-- START --

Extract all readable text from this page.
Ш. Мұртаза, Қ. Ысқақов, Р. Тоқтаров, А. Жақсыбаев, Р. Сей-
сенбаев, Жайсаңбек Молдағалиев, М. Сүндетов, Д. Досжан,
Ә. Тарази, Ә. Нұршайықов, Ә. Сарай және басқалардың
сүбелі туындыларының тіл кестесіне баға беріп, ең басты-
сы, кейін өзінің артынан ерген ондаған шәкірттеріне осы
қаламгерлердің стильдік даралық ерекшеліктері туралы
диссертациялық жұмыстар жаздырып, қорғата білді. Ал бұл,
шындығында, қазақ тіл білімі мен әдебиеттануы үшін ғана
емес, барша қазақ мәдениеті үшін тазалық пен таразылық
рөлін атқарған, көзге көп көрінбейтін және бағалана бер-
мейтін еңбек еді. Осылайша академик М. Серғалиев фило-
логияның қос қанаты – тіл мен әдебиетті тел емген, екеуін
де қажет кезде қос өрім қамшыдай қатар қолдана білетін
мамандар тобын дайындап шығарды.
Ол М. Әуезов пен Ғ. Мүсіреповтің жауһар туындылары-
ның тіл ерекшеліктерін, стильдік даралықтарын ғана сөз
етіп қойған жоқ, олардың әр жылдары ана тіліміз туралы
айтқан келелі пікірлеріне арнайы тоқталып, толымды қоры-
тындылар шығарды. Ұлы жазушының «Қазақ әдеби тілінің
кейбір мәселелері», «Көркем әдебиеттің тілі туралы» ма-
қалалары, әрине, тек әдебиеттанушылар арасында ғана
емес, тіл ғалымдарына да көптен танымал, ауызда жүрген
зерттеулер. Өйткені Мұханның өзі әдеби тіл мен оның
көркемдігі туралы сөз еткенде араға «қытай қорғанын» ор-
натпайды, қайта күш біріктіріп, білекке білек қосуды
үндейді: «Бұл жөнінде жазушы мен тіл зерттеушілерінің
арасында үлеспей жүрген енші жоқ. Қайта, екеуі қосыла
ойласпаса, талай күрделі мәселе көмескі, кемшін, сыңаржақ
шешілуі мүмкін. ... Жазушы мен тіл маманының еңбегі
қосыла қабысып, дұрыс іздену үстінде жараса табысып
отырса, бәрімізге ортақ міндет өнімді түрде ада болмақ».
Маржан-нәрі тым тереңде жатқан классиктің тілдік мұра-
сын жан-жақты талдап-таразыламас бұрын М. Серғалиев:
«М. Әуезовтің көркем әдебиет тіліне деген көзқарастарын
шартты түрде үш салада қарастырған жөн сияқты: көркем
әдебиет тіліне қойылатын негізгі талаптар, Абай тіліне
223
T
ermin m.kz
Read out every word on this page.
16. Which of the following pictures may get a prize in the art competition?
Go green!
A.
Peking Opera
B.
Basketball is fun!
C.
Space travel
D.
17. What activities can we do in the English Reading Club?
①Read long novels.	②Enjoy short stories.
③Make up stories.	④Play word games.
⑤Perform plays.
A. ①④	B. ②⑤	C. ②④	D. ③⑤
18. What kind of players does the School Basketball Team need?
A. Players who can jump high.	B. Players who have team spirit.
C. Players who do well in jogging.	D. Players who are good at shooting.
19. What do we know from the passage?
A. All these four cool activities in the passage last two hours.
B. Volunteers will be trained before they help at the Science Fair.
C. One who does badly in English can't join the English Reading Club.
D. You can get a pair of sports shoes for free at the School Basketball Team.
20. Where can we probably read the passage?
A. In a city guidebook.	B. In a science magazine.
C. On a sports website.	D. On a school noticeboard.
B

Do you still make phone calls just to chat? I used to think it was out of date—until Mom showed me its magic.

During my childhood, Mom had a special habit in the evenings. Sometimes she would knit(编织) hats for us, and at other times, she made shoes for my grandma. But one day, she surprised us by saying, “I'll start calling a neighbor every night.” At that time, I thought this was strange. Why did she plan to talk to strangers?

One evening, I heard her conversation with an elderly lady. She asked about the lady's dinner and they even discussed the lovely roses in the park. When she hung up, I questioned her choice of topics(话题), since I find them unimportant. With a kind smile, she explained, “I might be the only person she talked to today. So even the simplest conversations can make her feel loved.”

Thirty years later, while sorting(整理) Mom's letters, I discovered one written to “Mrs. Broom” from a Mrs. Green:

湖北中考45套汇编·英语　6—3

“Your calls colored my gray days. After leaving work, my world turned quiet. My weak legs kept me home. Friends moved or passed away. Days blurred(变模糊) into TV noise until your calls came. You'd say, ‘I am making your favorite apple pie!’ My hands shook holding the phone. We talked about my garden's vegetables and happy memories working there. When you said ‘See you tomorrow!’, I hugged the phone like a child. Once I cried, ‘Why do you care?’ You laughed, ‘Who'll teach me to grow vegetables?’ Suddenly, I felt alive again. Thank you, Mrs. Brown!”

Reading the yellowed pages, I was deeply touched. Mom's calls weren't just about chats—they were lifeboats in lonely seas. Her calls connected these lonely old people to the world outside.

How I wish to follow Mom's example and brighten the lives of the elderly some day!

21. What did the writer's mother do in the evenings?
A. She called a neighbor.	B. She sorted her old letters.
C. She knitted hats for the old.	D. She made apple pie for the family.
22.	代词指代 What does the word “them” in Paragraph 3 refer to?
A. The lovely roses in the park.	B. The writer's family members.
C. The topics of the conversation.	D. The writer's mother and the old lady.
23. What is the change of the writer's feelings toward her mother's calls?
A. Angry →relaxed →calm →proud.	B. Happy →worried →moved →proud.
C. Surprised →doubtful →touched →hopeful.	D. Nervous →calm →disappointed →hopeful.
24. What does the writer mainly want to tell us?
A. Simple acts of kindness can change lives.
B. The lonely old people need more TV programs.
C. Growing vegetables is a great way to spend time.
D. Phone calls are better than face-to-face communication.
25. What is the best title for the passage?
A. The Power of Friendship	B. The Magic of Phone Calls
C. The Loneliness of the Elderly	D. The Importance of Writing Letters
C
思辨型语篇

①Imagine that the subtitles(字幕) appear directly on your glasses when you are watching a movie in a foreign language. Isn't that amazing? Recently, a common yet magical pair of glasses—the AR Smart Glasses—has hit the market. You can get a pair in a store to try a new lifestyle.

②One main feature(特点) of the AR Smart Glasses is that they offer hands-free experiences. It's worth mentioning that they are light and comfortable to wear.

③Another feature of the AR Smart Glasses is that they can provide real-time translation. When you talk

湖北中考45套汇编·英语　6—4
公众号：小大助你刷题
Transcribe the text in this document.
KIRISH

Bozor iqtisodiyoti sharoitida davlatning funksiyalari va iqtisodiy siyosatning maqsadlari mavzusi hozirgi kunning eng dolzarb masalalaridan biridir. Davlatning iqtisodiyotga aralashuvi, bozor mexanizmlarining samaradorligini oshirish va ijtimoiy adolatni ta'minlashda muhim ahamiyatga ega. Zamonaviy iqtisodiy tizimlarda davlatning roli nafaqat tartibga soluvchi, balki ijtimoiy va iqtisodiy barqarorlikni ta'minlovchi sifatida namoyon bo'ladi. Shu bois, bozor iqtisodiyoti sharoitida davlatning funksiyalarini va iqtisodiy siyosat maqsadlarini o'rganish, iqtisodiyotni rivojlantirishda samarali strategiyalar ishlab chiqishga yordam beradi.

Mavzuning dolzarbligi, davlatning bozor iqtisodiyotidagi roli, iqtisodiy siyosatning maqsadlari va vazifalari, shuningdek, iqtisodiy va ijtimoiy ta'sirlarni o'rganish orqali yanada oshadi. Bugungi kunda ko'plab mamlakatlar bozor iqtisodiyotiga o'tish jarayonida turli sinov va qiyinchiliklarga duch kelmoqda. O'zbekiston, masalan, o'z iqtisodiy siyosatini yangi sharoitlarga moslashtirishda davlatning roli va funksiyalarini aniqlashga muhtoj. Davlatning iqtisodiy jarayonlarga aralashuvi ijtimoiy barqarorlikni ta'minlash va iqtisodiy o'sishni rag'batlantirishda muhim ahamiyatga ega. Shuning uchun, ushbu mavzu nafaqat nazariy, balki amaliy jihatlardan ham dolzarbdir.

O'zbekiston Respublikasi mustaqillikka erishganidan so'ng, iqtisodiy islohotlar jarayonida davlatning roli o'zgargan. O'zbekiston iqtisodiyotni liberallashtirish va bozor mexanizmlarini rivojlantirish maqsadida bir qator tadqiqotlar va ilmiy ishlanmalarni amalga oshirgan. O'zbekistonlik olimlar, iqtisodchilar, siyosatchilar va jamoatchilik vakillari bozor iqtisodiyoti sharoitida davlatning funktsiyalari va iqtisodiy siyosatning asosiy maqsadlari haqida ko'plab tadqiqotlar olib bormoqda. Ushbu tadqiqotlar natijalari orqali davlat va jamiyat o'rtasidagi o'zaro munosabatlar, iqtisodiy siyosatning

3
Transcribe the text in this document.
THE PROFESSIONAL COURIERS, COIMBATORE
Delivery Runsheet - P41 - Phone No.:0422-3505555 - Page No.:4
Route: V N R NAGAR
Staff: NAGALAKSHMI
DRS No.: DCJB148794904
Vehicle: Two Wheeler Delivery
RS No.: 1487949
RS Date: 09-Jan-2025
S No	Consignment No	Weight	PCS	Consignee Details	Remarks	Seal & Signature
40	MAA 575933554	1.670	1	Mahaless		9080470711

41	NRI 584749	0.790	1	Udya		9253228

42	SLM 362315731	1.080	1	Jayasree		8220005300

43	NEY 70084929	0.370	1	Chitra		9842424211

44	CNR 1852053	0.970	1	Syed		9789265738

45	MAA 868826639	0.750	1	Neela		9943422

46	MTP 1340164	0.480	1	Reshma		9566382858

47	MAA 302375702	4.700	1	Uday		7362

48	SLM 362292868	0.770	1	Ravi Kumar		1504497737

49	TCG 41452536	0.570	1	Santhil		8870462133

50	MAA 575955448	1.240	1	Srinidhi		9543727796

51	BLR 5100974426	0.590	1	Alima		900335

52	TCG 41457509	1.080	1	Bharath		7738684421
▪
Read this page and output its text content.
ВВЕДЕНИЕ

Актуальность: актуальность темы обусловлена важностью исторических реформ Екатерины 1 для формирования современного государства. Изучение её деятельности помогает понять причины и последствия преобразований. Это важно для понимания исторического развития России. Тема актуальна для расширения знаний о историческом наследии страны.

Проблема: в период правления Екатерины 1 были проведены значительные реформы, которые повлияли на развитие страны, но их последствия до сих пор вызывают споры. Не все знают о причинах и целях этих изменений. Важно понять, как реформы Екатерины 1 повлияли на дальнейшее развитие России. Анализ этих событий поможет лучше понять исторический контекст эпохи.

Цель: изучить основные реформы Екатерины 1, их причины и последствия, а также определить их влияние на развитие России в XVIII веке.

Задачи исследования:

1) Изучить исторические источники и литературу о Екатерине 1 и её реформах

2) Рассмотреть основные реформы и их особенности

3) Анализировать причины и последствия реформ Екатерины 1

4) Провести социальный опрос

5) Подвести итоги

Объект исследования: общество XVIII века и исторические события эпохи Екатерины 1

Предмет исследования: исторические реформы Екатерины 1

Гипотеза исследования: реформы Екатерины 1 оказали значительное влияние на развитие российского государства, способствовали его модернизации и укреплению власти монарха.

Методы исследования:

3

-- END --

Check each line above for the string "түрде", then copy the ones that have it.

отырса, бәрімізге ортақ міндет өнімді түрде ада болмақ».
шартты түрде үш салада қарастырған жөн сияқты: көркем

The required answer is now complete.